# [PROVIDED DATA]
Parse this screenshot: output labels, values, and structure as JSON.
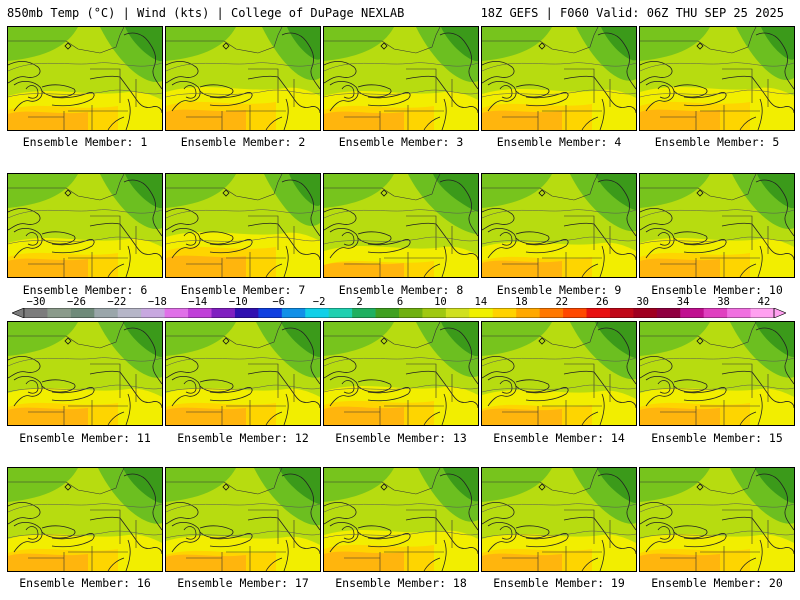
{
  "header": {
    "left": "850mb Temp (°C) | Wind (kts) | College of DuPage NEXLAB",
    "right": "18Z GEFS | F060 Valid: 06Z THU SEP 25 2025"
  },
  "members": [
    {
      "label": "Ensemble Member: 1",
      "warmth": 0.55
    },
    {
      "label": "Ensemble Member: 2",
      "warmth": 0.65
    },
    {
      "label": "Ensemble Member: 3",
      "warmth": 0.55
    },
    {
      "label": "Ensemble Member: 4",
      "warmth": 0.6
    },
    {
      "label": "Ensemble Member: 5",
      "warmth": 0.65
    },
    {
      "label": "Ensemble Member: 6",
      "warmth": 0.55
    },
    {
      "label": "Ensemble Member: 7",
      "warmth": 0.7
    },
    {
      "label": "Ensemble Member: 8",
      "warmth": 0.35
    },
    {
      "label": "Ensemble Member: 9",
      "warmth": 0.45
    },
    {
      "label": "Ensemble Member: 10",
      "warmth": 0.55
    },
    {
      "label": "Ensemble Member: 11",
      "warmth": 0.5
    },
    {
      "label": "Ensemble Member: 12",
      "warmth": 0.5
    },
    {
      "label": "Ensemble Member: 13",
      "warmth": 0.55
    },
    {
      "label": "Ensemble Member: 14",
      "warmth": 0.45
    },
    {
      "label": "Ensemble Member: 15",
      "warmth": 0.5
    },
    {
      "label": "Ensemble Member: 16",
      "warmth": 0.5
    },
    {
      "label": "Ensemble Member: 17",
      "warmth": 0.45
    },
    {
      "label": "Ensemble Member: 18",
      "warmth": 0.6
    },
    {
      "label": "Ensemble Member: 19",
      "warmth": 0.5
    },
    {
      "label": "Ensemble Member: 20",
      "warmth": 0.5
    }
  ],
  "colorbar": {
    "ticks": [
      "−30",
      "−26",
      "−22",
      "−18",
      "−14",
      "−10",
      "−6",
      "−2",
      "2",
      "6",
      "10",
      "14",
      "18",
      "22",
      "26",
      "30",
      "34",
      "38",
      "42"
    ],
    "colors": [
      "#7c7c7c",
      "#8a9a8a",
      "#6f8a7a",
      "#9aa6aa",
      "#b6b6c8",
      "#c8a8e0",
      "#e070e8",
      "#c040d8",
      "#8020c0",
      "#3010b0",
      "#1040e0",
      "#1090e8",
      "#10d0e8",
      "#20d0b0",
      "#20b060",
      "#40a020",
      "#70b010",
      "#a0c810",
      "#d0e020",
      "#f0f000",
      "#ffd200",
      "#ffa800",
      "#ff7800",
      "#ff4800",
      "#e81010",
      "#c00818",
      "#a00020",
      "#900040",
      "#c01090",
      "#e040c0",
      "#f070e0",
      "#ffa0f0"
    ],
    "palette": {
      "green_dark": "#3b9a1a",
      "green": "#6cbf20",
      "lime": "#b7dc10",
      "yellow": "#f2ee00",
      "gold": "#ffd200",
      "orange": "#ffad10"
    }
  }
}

* * *

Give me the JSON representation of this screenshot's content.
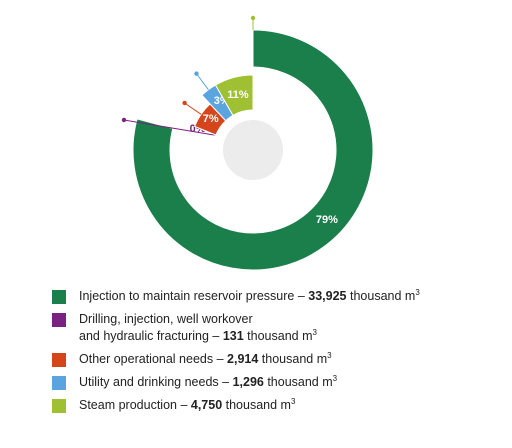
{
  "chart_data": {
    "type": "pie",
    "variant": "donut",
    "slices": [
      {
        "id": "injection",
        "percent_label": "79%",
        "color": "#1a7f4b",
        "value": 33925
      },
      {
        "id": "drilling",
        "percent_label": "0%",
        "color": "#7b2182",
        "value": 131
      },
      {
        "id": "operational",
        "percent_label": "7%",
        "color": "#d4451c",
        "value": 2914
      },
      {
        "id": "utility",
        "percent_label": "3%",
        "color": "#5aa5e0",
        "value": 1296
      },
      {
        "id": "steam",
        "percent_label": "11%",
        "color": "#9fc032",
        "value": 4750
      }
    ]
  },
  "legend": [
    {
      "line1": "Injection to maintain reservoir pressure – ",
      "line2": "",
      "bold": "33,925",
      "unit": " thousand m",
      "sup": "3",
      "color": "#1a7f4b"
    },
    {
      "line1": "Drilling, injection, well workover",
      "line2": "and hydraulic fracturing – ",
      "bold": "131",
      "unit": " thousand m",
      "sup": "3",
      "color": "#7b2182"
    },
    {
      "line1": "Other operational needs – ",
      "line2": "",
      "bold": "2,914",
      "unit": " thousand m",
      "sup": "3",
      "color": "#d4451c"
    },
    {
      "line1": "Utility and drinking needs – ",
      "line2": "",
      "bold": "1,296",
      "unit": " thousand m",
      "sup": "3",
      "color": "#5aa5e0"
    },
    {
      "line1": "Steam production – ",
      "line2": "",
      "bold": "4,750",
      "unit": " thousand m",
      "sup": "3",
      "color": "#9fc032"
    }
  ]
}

# [EXERCISE DIRECTIONS]
From the entries, copy out each line containing the word "this".

# [RESPONSE TO THE TASK]
Parse this screenshot: output labels, values, and structure as JSON.
Give me the JSON representation of this screenshot's content.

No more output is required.